§ Exercise details
Set down exactly the lines from the one containing "Type out the text in this image." through the last line of the records below, both included, and nothing else.

——

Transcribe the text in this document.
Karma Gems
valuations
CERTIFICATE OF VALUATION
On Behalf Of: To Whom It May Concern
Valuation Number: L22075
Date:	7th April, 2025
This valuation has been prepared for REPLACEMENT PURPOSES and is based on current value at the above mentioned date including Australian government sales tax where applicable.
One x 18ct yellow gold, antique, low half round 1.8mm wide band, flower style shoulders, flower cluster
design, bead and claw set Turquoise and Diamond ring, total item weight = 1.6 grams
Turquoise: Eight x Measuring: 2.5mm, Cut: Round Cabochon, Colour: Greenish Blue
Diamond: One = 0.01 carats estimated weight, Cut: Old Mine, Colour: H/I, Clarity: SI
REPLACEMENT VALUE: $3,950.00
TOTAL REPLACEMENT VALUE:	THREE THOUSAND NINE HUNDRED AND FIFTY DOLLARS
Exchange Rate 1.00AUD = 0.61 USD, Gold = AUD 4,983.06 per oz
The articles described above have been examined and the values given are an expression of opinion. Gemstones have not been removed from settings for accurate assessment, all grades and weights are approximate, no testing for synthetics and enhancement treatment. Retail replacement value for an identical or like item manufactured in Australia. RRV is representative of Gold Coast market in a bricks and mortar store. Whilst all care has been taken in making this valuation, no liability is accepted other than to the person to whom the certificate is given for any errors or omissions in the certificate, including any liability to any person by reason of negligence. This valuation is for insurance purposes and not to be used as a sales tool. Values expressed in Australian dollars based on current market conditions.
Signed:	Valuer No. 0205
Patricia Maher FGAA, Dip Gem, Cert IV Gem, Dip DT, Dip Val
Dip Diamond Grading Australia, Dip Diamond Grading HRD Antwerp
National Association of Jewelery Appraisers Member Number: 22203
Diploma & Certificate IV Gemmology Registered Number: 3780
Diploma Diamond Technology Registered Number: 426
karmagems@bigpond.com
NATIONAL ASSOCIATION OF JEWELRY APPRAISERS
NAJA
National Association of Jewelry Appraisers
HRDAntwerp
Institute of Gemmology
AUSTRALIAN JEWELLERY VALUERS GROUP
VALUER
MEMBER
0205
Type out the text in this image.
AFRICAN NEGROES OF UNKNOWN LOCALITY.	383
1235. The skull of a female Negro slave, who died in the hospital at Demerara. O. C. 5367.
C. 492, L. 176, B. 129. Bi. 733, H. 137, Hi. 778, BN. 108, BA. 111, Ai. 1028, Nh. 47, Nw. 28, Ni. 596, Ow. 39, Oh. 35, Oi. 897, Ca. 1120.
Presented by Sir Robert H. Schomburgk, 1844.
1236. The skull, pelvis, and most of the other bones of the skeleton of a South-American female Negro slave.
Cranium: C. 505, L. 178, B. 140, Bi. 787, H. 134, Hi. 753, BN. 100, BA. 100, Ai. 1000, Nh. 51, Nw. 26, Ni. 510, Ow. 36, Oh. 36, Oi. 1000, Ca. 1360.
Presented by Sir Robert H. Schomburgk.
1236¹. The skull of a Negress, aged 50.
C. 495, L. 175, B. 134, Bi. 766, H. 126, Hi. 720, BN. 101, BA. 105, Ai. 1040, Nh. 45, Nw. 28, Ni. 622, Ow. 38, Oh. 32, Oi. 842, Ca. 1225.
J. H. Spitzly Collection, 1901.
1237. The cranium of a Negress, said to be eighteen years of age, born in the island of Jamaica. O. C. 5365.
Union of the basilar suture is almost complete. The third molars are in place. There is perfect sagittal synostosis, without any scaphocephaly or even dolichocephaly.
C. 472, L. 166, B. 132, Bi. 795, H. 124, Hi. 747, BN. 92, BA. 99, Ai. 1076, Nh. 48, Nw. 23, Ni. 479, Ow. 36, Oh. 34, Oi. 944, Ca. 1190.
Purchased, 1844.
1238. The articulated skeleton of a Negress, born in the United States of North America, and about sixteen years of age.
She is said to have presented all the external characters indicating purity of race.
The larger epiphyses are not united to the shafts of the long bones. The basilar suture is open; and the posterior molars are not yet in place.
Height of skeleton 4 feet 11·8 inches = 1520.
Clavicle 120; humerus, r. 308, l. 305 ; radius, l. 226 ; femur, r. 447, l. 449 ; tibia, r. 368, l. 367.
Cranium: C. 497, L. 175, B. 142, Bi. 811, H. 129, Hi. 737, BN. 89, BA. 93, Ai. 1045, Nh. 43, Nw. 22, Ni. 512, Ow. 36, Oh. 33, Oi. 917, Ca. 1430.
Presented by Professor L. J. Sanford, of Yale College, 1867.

——

§ Written solution
Type out the text in this image.
AFRICAN NEGROES OF UNKNOWN LOCALITY.	383
1235. The skull of a female Negro slave, who died in the hospital at Demerara. O. C. 5367.
C. 492, L. 176, B. 129. Bi. 733, H. 137, Hi. 778, BN. 108, BA. 111, Ai. 1028, Nh. 47, Nw. 28, Ni. 596, Ow. 39, Oh. 35, Oi. 897, Ca. 1120.
Presented by Sir Robert H. Schomburgk, 1844.
1236. The skull, pelvis, and most of the other bones of the skeleton of a South-American female Negro slave.
Cranium: C. 505, L. 178, B. 140, Bi. 787, H. 134, Hi. 753, BN. 100, BA. 100, Ai. 1000, Nh. 51, Nw. 26, Ni. 510, Ow. 36, Oh. 36, Oi. 1000, Ca. 1360.
Presented by Sir Robert H. Schomburgk.
1236¹. The skull of a Negress, aged 50.
C. 495, L. 175, B. 134, Bi. 766, H. 126, Hi. 720, BN. 101, BA. 105, Ai. 1040, Nh. 45, Nw. 28, Ni. 622, Ow. 38, Oh. 32, Oi. 842, Ca. 1225.
J. H. Spitzly Collection, 1901.
1237. The cranium of a Negress, said to be eighteen years of age, born in the island of Jamaica. O. C. 5365.
Union of the basilar suture is almost complete. The third molars are in place. There is perfect sagittal synostosis, without any scaphocephaly or even dolichocephaly.
C. 472, L. 166, B. 132, Bi. 795, H. 124, Hi. 747, BN. 92, BA. 99, Ai. 1076, Nh. 48, Nw. 23, Ni. 479, Ow. 36, Oh. 34, Oi. 944, Ca. 1190.
Purchased, 1844.
1238. The articulated skeleton of a Negress, born in the United States of North America, and about sixteen years of age.
She is said to have presented all the external characters indicating purity of race.
The larger epiphyses are not united to the shafts of the long bones. The basilar suture is open; and the posterior molars are not yet in place.
Height of skeleton 4 feet 11·8 inches = 1520.
Clavicle 120; humerus, r. 308, l. 305 ; radius, l. 226 ; femur, r. 447, l. 449 ; tibia, r. 368, l. 367.
Cranium: C. 497, L. 175, B. 142, Bi. 811, H. 129, Hi. 737, BN. 89, BA. 93, Ai. 1045, Nh. 43, Nw. 22, Ni. 512, Ow. 36, Oh. 33, Oi. 917, Ca. 1430.
Presented by Professor L. J. Sanford, of Yale College, 1867.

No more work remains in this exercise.